(This post takes you through the story behind Indira Gandhi's bank nationalization decision, and the litigation that followed)
19th
July marked exactly 51 years since Indira Gandhi’s bank nationalization ordinance. Indira Gandhi’s decision to nationalize 14 commercial banks was brought about on 19th July 1969, which was a Saturday. Nationalizing 14 commercial
banks through this ordinance brought more than 75% of India’s banking sector
under direct State control. All assets, liabilities and paid-up capital of the
14 commercial banks were to vest directly with the Central Government. The
ordinance was promulgated on a Saturday even though Parliament was scheduled to
reconvene on Monday, 21st July 1969 – which was less than 48 hours
away.
The ordinance
was also drafted in utmost secrecy. Only Indira Gandhi’s trusted officers were
aware about the plan, and even the Cabinet Ministers were not kept in the loop.
As Granville Austin notes in his book - Working a Democratic Constitution,
Indira Gandhi’s Cabinet colleagues heard about the ordinance only once they
arrived at the Cabinet Meeting, which was called to give rubber-stamp approval
to the ordinance.[1]
Even copies of the ordinance that had been circulated during the meeting were
taken back, so that there were no leaks in advance.

-- -- --

In the passage on Indira Gandhi's bank nationalization ordinance, when was Parliament scheduled to reconvene?

*COLLECTED MATERIAL:*
-- -- --

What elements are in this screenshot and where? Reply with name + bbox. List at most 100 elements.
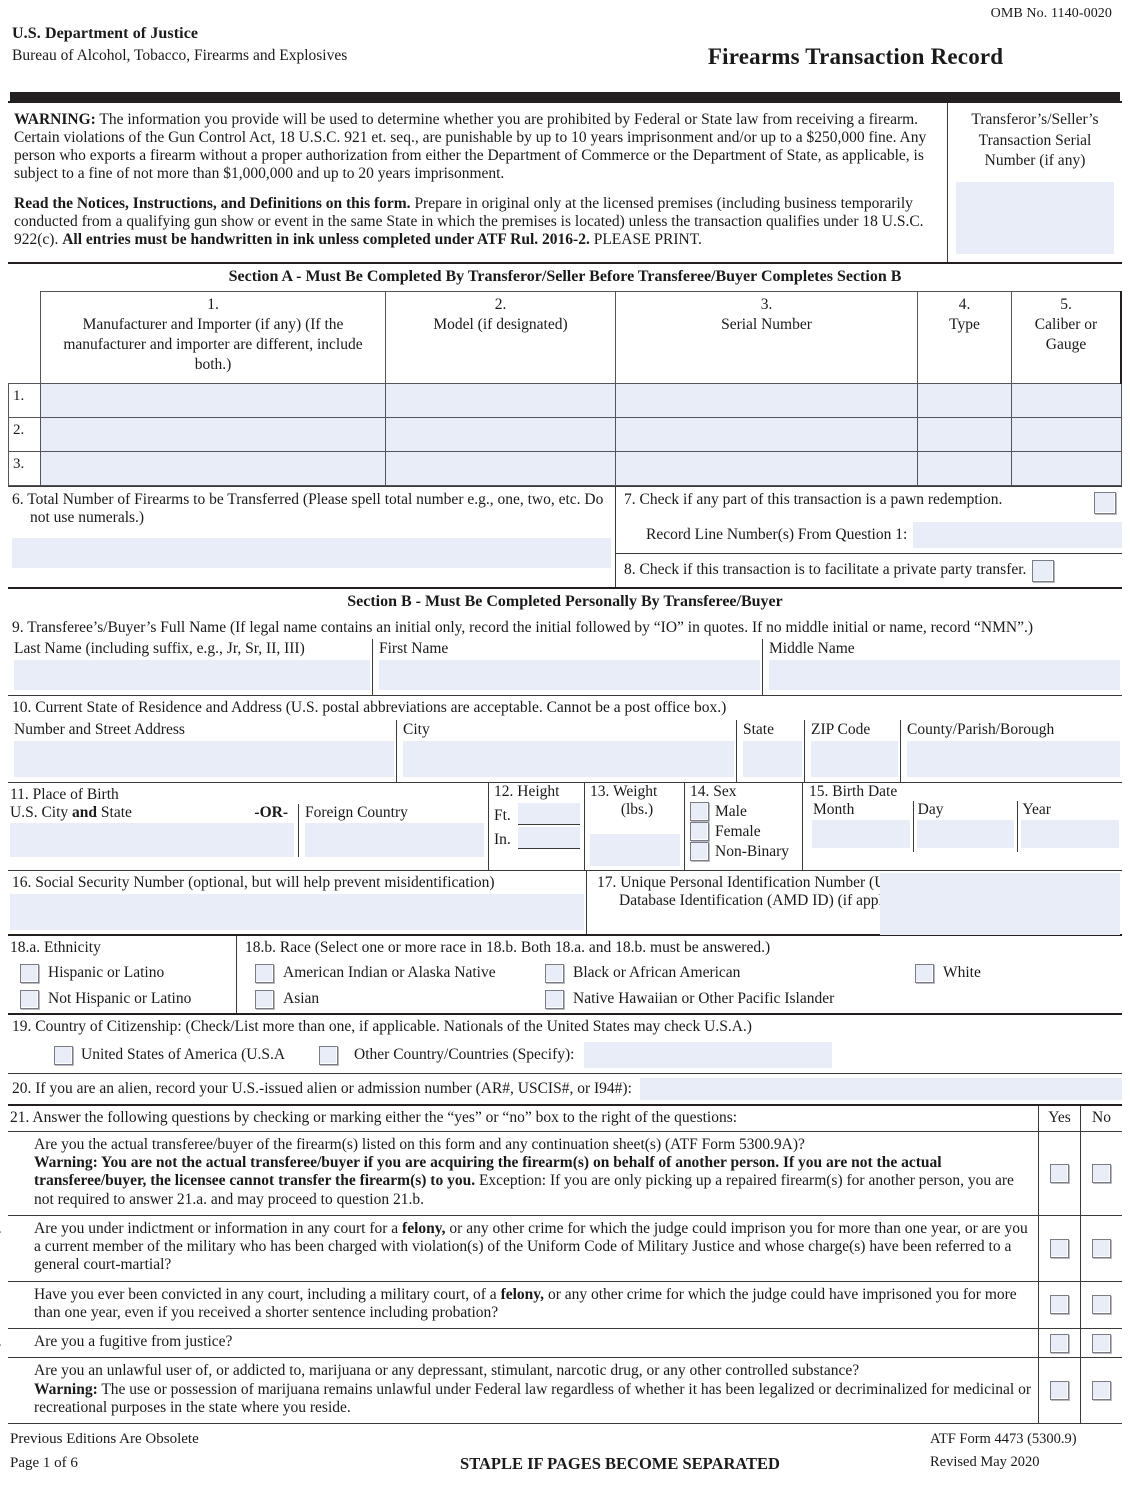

-- -- --

*SOLUTION:*
Monday, 21st July 1969.